WHAT YOU ARE ASKED TO DO: Write out the material below again, unchanged.

RECORD LIST:
++++++++
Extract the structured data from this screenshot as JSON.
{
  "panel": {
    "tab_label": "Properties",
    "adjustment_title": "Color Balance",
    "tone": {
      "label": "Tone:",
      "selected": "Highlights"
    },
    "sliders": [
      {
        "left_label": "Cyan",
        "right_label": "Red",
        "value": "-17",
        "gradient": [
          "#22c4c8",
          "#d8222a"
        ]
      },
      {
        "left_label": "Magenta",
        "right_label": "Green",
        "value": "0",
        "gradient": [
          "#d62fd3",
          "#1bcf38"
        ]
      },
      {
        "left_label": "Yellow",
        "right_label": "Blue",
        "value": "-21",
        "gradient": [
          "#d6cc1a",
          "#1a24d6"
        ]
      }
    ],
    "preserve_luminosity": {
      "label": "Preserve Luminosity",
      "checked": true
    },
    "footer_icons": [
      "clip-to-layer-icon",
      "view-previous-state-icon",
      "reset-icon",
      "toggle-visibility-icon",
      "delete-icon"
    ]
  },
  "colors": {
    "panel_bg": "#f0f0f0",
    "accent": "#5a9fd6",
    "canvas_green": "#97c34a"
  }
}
++++++++
OUTPUT:
Extract the structured data from this screenshot as JSON.
{
  "panel": {
    "tab_label": "Properties",
    "adjustment_title": "Color Balance",
    "tone": {
      "label": "Tone:",
      "selected": "Highlights"
    },
    "sliders": [
      {
        "left_label": "Cyan",
        "right_label": "Red",
        "value": "-17",
        "gradient": [
          "#22c4c8",
          "#d8222a"
        ]
      },
      {
        "left_label": "Magenta",
        "right_label": "Green",
        "value": "0",
        "gradient": [
          "#d62fd3",
          "#1bcf38"
        ]
      },
      {
        "left_label": "Yellow",
        "right_label": "Blue",
        "value": "-21",
        "gradient": [
          "#d6cc1a",
          "#1a24d6"
        ]
      }
    ],
    "preserve_luminosity": {
      "label": "Preserve Luminosity",
      "checked": true
    },
    "footer_icons": [
      "clip-to-layer-icon",
      "view-previous-state-icon",
      "reset-icon",
      "toggle-visibility-icon",
      "delete-icon"
    ]
  },
  "colors": {
    "panel_bg": "#f0f0f0",
    "accent": "#5a9fd6",
    "canvas_green": "#97c34a"
  }
}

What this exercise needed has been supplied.